WHAT IS REQUIRED :: Produce an exact transcription of the listing below, omitting the pictures.

▽

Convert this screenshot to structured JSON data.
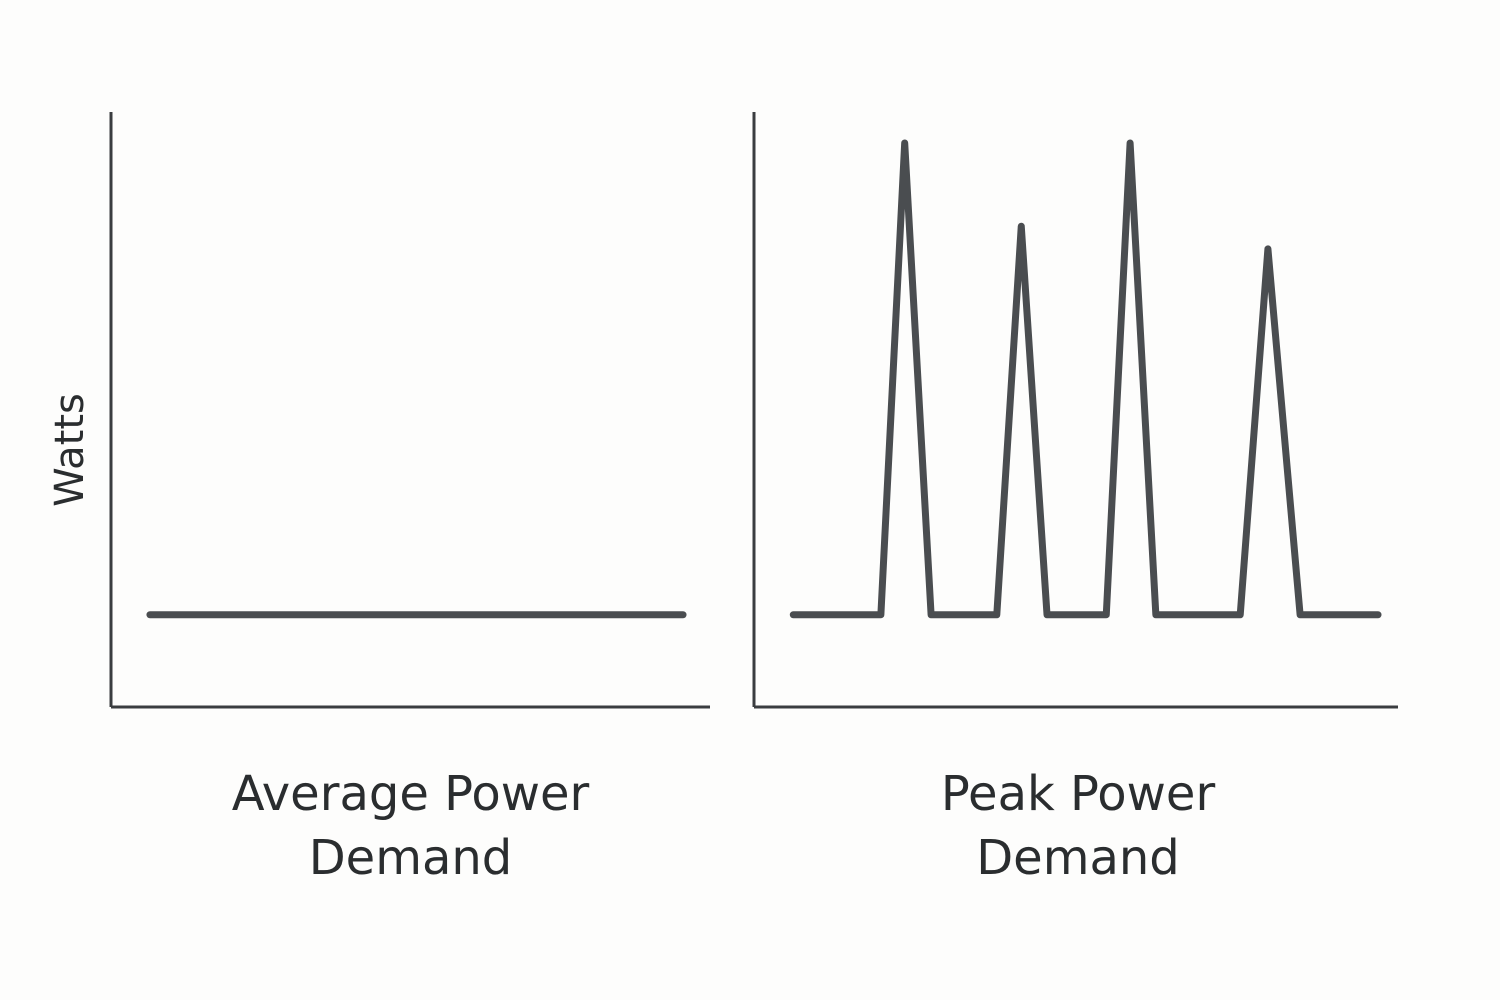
{
  "chart_data": [
    {
      "type": "line",
      "x_label": "Average Power Demand",
      "y_label": "Watts",
      "x": [
        6.5,
        95.5
      ],
      "values": [
        15.5,
        15.5
      ],
      "xlim": [
        0,
        100
      ],
      "ylim": [
        0,
        100
      ],
      "color": "#4a4d50"
    },
    {
      "type": "line",
      "x_label": "Peak Power Demand",
      "x": [
        6.1,
        19.7,
        23.4,
        27.5,
        37.7,
        41.5,
        45.5,
        54.7,
        58.4,
        62.4,
        75.5,
        79.8,
        84.8,
        96.9
      ],
      "values": [
        15.5,
        15.5,
        94.8,
        15.5,
        15.5,
        80.8,
        15.5,
        15.5,
        94.8,
        15.5,
        15.5,
        77.0,
        15.5,
        15.5
      ],
      "xlim": [
        0,
        100
      ],
      "ylim": [
        0,
        100
      ],
      "color": "#4a4d50"
    }
  ]
}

△

WORKED ANSWER ::
Convert this screenshot to structured JSON data.
{
  "chart_data": [
    {
      "type": "line",
      "x_label": "Average Power Demand",
      "y_label": "Watts",
      "x": [
        6.5,
        95.5
      ],
      "values": [
        15.5,
        15.5
      ],
      "xlim": [
        0,
        100
      ],
      "ylim": [
        0,
        100
      ],
      "color": "#4a4d50"
    },
    {
      "type": "line",
      "x_label": "Peak Power Demand",
      "x": [
        6.1,
        19.7,
        23.4,
        27.5,
        37.7,
        41.5,
        45.5,
        54.7,
        58.4,
        62.4,
        75.5,
        79.8,
        84.8,
        96.9
      ],
      "values": [
        15.5,
        15.5,
        94.8,
        15.5,
        15.5,
        80.8,
        15.5,
        15.5,
        94.8,
        15.5,
        15.5,
        77.0,
        15.5,
        15.5
      ],
      "xlim": [
        0,
        100
      ],
      "ylim": [
        0,
        100
      ],
      "color": "#4a4d50"
    }
  ]
}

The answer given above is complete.